- [Task requirements]: Please find all lines in the data that hold the string "Dennis" and copy them.

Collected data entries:
-- BEGIN --

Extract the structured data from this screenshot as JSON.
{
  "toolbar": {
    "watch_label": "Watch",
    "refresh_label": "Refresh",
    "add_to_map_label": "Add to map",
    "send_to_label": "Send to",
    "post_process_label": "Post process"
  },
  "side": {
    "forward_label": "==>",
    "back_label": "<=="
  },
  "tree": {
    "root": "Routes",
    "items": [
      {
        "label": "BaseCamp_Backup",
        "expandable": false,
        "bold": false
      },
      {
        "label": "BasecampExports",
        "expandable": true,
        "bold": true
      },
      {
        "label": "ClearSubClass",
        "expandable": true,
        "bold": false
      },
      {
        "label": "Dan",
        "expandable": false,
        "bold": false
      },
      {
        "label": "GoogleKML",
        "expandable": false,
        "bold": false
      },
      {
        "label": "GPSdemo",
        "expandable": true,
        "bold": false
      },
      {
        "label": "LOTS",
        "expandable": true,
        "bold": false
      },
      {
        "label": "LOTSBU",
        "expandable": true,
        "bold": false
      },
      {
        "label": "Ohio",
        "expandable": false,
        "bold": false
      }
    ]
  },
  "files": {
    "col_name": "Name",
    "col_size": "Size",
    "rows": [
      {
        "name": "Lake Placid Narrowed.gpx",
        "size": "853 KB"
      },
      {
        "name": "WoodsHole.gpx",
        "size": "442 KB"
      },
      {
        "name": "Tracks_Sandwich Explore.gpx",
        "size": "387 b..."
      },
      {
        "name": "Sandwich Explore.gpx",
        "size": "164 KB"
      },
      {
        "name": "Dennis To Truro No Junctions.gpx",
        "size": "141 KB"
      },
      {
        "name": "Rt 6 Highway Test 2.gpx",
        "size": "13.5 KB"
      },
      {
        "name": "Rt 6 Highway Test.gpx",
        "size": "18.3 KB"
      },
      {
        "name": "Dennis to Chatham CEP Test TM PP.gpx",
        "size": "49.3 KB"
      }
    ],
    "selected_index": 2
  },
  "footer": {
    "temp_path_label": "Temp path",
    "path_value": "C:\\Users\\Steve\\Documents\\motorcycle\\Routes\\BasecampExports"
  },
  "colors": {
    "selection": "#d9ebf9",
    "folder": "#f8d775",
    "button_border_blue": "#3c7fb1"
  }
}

-- END --

- [Task response]:
        "name": "Dennis To Truro No Junctions.gpx",
        "name": "Dennis to Chatham CEP Test TM PP.gpx",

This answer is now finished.